▶ **What to do**:
Restate the full listing word for word and leave the pictures out.

▶ **Listed entries**:
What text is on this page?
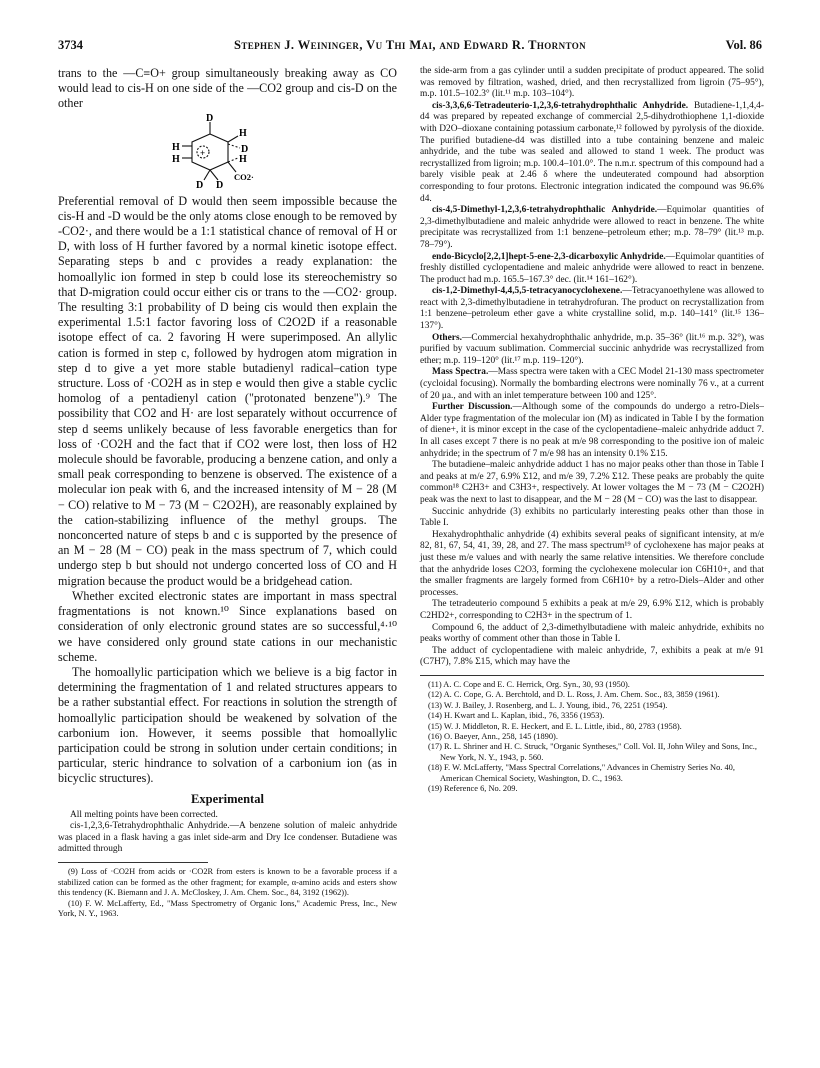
3734	Stephen J. Weininger, Vu Thi Mai, and Edward R. Thornton	Vol. 86

trans to the —C≡O+ group simultaneously breaking away as CO would lead to cis-H on one side of the —CO2 group and cis-D on the other

+
D
H
H	D
H	H
D D
CO2·

Preferential removal of D would then seem impossible because the cis-H and -D would be the only atoms close enough to be removed by -CO2·, and there would be a 1:1 statistical chance of removal of H or D, with loss of H further favored by a normal kinetic isotope effect. Separating steps b and c provides a ready explanation: the homoallylic ion formed in step b could lose its stereochemistry so that D-migration could occur either cis or trans to the —CO2· group. The resulting 3:1 probability of D being cis would then explain the experimental 1.5:1 factor favoring loss of C2O2D if a reasonable isotope effect of ca. 2 favoring H were superimposed. An allylic cation is formed in step c, followed by hydrogen atom migration in step d to give a yet more stable butadienyl radical–cation type structure. Loss of ·CO2H as in step e would then give a stable cyclic homolog of a pentadienyl cation ("protonated benzene").⁹ The possibility that CO2 and H· are lost separately without occurrence of step d seems unlikely because of less favorable energetics than for loss of ·CO2H and the fact that if CO2 were lost, then loss of H2 molecule should be favorable, producing a benzene cation, and only a small peak corresponding to benzene is observed. The existence of a molecular ion peak with 6, and the increased intensity of M − 28 (M − CO) relative to M − 73 (M − C2O2H), are reasonably explained by the cation-stabilizing influence of the methyl groups. The nonconcerted nature of steps b and c is supported by the presence of an M − 28 (M − CO) peak in the mass spectrum of 7, which could undergo step b but should not undergo concerted loss of CO and H migration because the product would be a bridgehead cation.

Whether excited electronic states are important in mass spectral fragmentations is not known.¹⁰ Since explanations based on consideration of only electronic ground states are so successful,⁴·¹⁰ we have considered only ground state cations in our mechanistic scheme.

The homoallylic participation which we believe is a big factor in determining the fragmentation of 1 and related structures appears to be a rather substantial effect. For reactions in solution the strength of homoallylic participation should be weakened by solvation of the carbonium ion. However, it seems possible that homoallylic participation could be strong in solution under certain conditions; in particular, steric hindrance to solvation of a carbonium ion (as in bicyclic structures).

Experimental

All melting points have been corrected.

cis-1,2,3,6-Tetrahydrophthalic Anhydride.—A benzene solution of maleic anhydride was placed in a flask having a gas inlet side-arm and Dry Ice condenser. Butadiene was admitted through

(9) Loss of ·CO2H from acids or ·CO2R from esters is known to be a favorable process if a stabilized cation can be formed as the other fragment; for example, α-amino acids and esters show this tendency (K. Biemann and J. A. McCloskey, J. Am. Chem. Soc., 84, 3192 (1962)).

(10) F. W. McLafferty, Ed., "Mass Spectrometry of Organic Ions," Academic Press, Inc., New York, N. Y., 1963.

the side-arm from a gas cylinder until a sudden precipitate of product appeared. The solid was removed by filtration, washed, dried, and then recrystallized from ligroin (75–95°), m.p. 101.5–102.3° (lit.¹¹ m.p. 103–104°).

cis-3,3,6,6-Tetradeuterio-1,2,3,6-tetrahydrophthalic Anhydride. Butadiene-1,1,4,4-d4 was prepared by repeated exchange of commercial 2,5-dihydrothiophene 1,1-dioxide with D2O–dioxane containing potassium carbonate,¹² followed by pyrolysis of the dioxide. The purified butadiene-d4 was distilled into a tube containing benzene and maleic anhydride, and the tube was sealed and allowed to stand 1 week. The product was recrystallized from ligroin; m.p. 100.4–101.0°. The n.m.r. spectrum of this compound had a barely visible peak at 2.46 δ where the undeuterated compound had absorption corresponding to four protons. Electronic integration indicated the compound was 96.6% d4.

cis-4,5-Dimethyl-1,2,3,6-tetrahydrophthalic Anhydride.—Equimolar quantities of 2,3-dimethylbutadiene and maleic anhydride were allowed to react in benzene. The white precipitate was recrystallized from 1:1 benzene–petroleum ether; m.p. 78–79° (lit.¹³ m.p. 78–79°).

endo-Bicyclo[2,2,1]hept-5-ene-2,3-dicarboxylic Anhydride.—Equimolar quantities of freshly distilled cyclopentadiene and maleic anhydride were allowed to react in benzene. The product had m.p. 165.5–167.3° dec. (lit.¹⁴ 161–162°).

cis-1,2-Dimethyl-4,4,5,5-tetracyanocyclohexene.—Tetracyanoethylene was allowed to react with 2,3-dimethylbutadiene in tetrahydrofuran. The product on recrystallization from 1:1 benzene–petroleum ether gave a white crystalline solid, m.p. 140–141° (lit.¹⁵ 136–137°).

Others.—Commercial hexahydrophthalic anhydride, m.p. 35–36° (lit.¹⁶ m.p. 32°), was purified by vacuum sublimation. Commercial succinic anhydride was recrystallized from ether; m.p. 119–120° (lit.¹⁷ m.p. 119–120°).

Mass Spectra.—Mass spectra were taken with a CEC Model 21-130 mass spectrometer (cycloidal focusing). Normally the bombarding electrons were nominally 76 v., at a current of 20 μa., and with an inlet temperature between 100 and 125°.

Further Discussion.—Although some of the compounds do undergo a retro-Diels–Alder type fragmentation of the molecular ion (M) as indicated in Table I by the formation of diene+, it is minor except in the case of the cyclopentadiene–maleic anhydride adduct 7. In all cases except 7 there is no peak at m/e 98 corresponding to the positive ion of maleic anhydride; in the spectrum of 7 m/e 98 has an intensity 0.1% Σ15.

The butadiene–maleic anhydride adduct 1 has no major peaks other than those in Table I and peaks at m/e 27, 6.9% Σ12, and m/e 39, 7.2% Σ12. These peaks are probably the quite common¹⁸ C2H3+ and C3H3+, respectively. At lower voltages the M − 73 (M − C2O2H) peak was the next to last to disappear, and the M − 28 (M − CO) was the last to disappear.

Succinic anhydride (3) exhibits no particularly interesting peaks other than those in Table I.

Hexahydrophthalic anhydride (4) exhibits several peaks of significant intensity, at m/e 82, 81, 67, 54, 41, 39, 28, and 27. The mass spectrum¹⁹ of cyclohexene has major peaks at just these m/e values and with nearly the same relative intensities. We therefore conclude that the anhydride loses C2O3, forming the cyclohexene molecular ion C6H10+, and that the smaller fragments are largely formed from C6H10+ by a retro-Diels–Alder and other processes.

The tetradeuterio compound 5 exhibits a peak at m/e 29, 6.9% Σ12, which is probably C2HD2+, corresponding to C2H3+ in the spectrum of 1.

Compound 6, the adduct of 2,3-dimethylbutadiene with maleic anhydride, exhibits no peaks worthy of comment other than those in Table I.

The adduct of cyclopentadiene with maleic anhydride, 7, exhibits a peak at m/e 91 (C7H7), 7.8% Σ15, which may have the

(11) A. C. Cope and E. C. Herrick, Org. Syn., 30, 93 (1950).

(12) A. C. Cope, G. A. Berchtold, and D. L. Ross, J. Am. Chem. Soc., 83, 3859 (1961).

(13) W. J. Bailey, J. Rosenberg, and L. J. Young, ibid., 76, 2251 (1954).

(14) H. Kwart and L. Kaplan, ibid., 76, 3356 (1953).

(15) W. J. Middleton, R. E. Heckert, and E. L. Little, ibid., 80, 2783 (1958).

(16) O. Baeyer, Ann., 258, 145 (1890).

(17) R. L. Shriner and H. C. Struck, "Organic Syntheses," Coll. Vol. II, John Wiley and Sons, Inc., New York, N. Y., 1943, p. 560.

(18) F. W. McLafferty, "Mass Spectral Correlations," Advances in Chemistry Series No. 40, American Chemical Society, Washington, D. C., 1963.

(19) Reference 6, No. 209.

▶ **Task result**:
What text is on this page?
3734	Stephen J. Weininger, Vu Thi Mai, and Edward R. Thornton	Vol. 86

trans to the —C≡O+ group simultaneously breaking away as CO would lead to cis-H on one side of the —CO2 group and cis-D on the other

+
D
H
H	D
H	H
D D
CO2·

Preferential removal of D would then seem impossible because the cis-H and -D would be the only atoms close enough to be removed by -CO2·, and there would be a 1:1 statistical chance of removal of H or D, with loss of H further favored by a normal kinetic isotope effect. Separating steps b and c provides a ready explanation: the homoallylic ion formed in step b could lose its stereochemistry so that D-migration could occur either cis or trans to the —CO2· group. The resulting 3:1 probability of D being cis would then explain the experimental 1.5:1 factor favoring loss of C2O2D if a reasonable isotope effect of ca. 2 favoring H were superimposed. An allylic cation is formed in step c, followed by hydrogen atom migration in step d to give a yet more stable butadienyl radical–cation type structure. Loss of ·CO2H as in step e would then give a stable cyclic homolog of a pentadienyl cation ("protonated benzene").⁹ The possibility that CO2 and H· are lost separately without occurrence of step d seems unlikely because of less favorable energetics than for loss of ·CO2H and the fact that if CO2 were lost, then loss of H2 molecule should be favorable, producing a benzene cation, and only a small peak corresponding to benzene is observed. The existence of a molecular ion peak with 6, and the increased intensity of M − 28 (M − CO) relative to M − 73 (M − C2O2H), are reasonably explained by the cation-stabilizing influence of the methyl groups. The nonconcerted nature of steps b and c is supported by the presence of an M − 28 (M − CO) peak in the mass spectrum of 7, which could undergo step b but should not undergo concerted loss of CO and H migration because the product would be a bridgehead cation.

Whether excited electronic states are important in mass spectral fragmentations is not known.¹⁰ Since explanations based on consideration of only electronic ground states are so successful,⁴·¹⁰ we have considered only ground state cations in our mechanistic scheme.

The homoallylic participation which we believe is a big factor in determining the fragmentation of 1 and related structures appears to be a rather substantial effect. For reactions in solution the strength of homoallylic participation should be weakened by solvation of the carbonium ion. However, it seems possible that homoallylic participation could be strong in solution under certain conditions; in particular, steric hindrance to solvation of a carbonium ion (as in bicyclic structures).

Experimental

All melting points have been corrected.

cis-1,2,3,6-Tetrahydrophthalic Anhydride.—A benzene solution of maleic anhydride was placed in a flask having a gas inlet side-arm and Dry Ice condenser. Butadiene was admitted through

(9) Loss of ·CO2H from acids or ·CO2R from esters is known to be a favorable process if a stabilized cation can be formed as the other fragment; for example, α-amino acids and esters show this tendency (K. Biemann and J. A. McCloskey, J. Am. Chem. Soc., 84, 3192 (1962)).

(10) F. W. McLafferty, Ed., "Mass Spectrometry of Organic Ions," Academic Press, Inc., New York, N. Y., 1963.

the side-arm from a gas cylinder until a sudden precipitate of product appeared. The solid was removed by filtration, washed, dried, and then recrystallized from ligroin (75–95°), m.p. 101.5–102.3° (lit.¹¹ m.p. 103–104°).

cis-3,3,6,6-Tetradeuterio-1,2,3,6-tetrahydrophthalic Anhydride. Butadiene-1,1,4,4-d4 was prepared by repeated exchange of commercial 2,5-dihydrothiophene 1,1-dioxide with D2O–dioxane containing potassium carbonate,¹² followed by pyrolysis of the dioxide. The purified butadiene-d4 was distilled into a tube containing benzene and maleic anhydride, and the tube was sealed and allowed to stand 1 week. The product was recrystallized from ligroin; m.p. 100.4–101.0°. The n.m.r. spectrum of this compound had a barely visible peak at 2.46 δ where the undeuterated compound had absorption corresponding to four protons. Electronic integration indicated the compound was 96.6% d4.

cis-4,5-Dimethyl-1,2,3,6-tetrahydrophthalic Anhydride.—Equimolar quantities of 2,3-dimethylbutadiene and maleic anhydride were allowed to react in benzene. The white precipitate was recrystallized from 1:1 benzene–petroleum ether; m.p. 78–79° (lit.¹³ m.p. 78–79°).

endo-Bicyclo[2,2,1]hept-5-ene-2,3-dicarboxylic Anhydride.—Equimolar quantities of freshly distilled cyclopentadiene and maleic anhydride were allowed to react in benzene. The product had m.p. 165.5–167.3° dec. (lit.¹⁴ 161–162°).

cis-1,2-Dimethyl-4,4,5,5-tetracyanocyclohexene.—Tetracyanoethylene was allowed to react with 2,3-dimethylbutadiene in tetrahydrofuran. The product on recrystallization from 1:1 benzene–petroleum ether gave a white crystalline solid, m.p. 140–141° (lit.¹⁵ 136–137°).

Others.—Commercial hexahydrophthalic anhydride, m.p. 35–36° (lit.¹⁶ m.p. 32°), was purified by vacuum sublimation. Commercial succinic anhydride was recrystallized from ether; m.p. 119–120° (lit.¹⁷ m.p. 119–120°).

Mass Spectra.—Mass spectra were taken with a CEC Model 21-130 mass spectrometer (cycloidal focusing). Normally the bombarding electrons were nominally 76 v., at a current of 20 μa., and with an inlet temperature between 100 and 125°.

Further Discussion.—Although some of the compounds do undergo a retro-Diels–Alder type fragmentation of the molecular ion (M) as indicated in Table I by the formation of diene+, it is minor except in the case of the cyclopentadiene–maleic anhydride adduct 7. In all cases except 7 there is no peak at m/e 98 corresponding to the positive ion of maleic anhydride; in the spectrum of 7 m/e 98 has an intensity 0.1% Σ15.

The butadiene–maleic anhydride adduct 1 has no major peaks other than those in Table I and peaks at m/e 27, 6.9% Σ12, and m/e 39, 7.2% Σ12. These peaks are probably the quite common¹⁸ C2H3+ and C3H3+, respectively. At lower voltages the M − 73 (M − C2O2H) peak was the next to last to disappear, and the M − 28 (M − CO) was the last to disappear.

Succinic anhydride (3) exhibits no particularly interesting peaks other than those in Table I.

Hexahydrophthalic anhydride (4) exhibits several peaks of significant intensity, at m/e 82, 81, 67, 54, 41, 39, 28, and 27. The mass spectrum¹⁹ of cyclohexene has major peaks at just these m/e values and with nearly the same relative intensities. We therefore conclude that the anhydride loses C2O3, forming the cyclohexene molecular ion C6H10+, and that the smaller fragments are largely formed from C6H10+ by a retro-Diels–Alder and other processes.

The tetradeuterio compound 5 exhibits a peak at m/e 29, 6.9% Σ12, which is probably C2HD2+, corresponding to C2H3+ in the spectrum of 1.

Compound 6, the adduct of 2,3-dimethylbutadiene with maleic anhydride, exhibits no peaks worthy of comment other than those in Table I.

The adduct of cyclopentadiene with maleic anhydride, 7, exhibits a peak at m/e 91 (C7H7), 7.8% Σ15, which may have the

(11) A. C. Cope and E. C. Herrick, Org. Syn., 30, 93 (1950).

(12) A. C. Cope, G. A. Berchtold, and D. L. Ross, J. Am. Chem. Soc., 83, 3859 (1961).

(13) W. J. Bailey, J. Rosenberg, and L. J. Young, ibid., 76, 2251 (1954).

(14) H. Kwart and L. Kaplan, ibid., 76, 3356 (1953).

(15) W. J. Middleton, R. E. Heckert, and E. L. Little, ibid., 80, 2783 (1958).

(16) O. Baeyer, Ann., 258, 145 (1890).

(17) R. L. Shriner and H. C. Struck, "Organic Syntheses," Coll. Vol. II, John Wiley and Sons, Inc., New York, N. Y., 1943, p. 560.

(18) F. W. McLafferty, "Mass Spectral Correlations," Advances in Chemistry Series No. 40, American Chemical Society, Washington, D. C., 1963.

(19) Reference 6, No. 209.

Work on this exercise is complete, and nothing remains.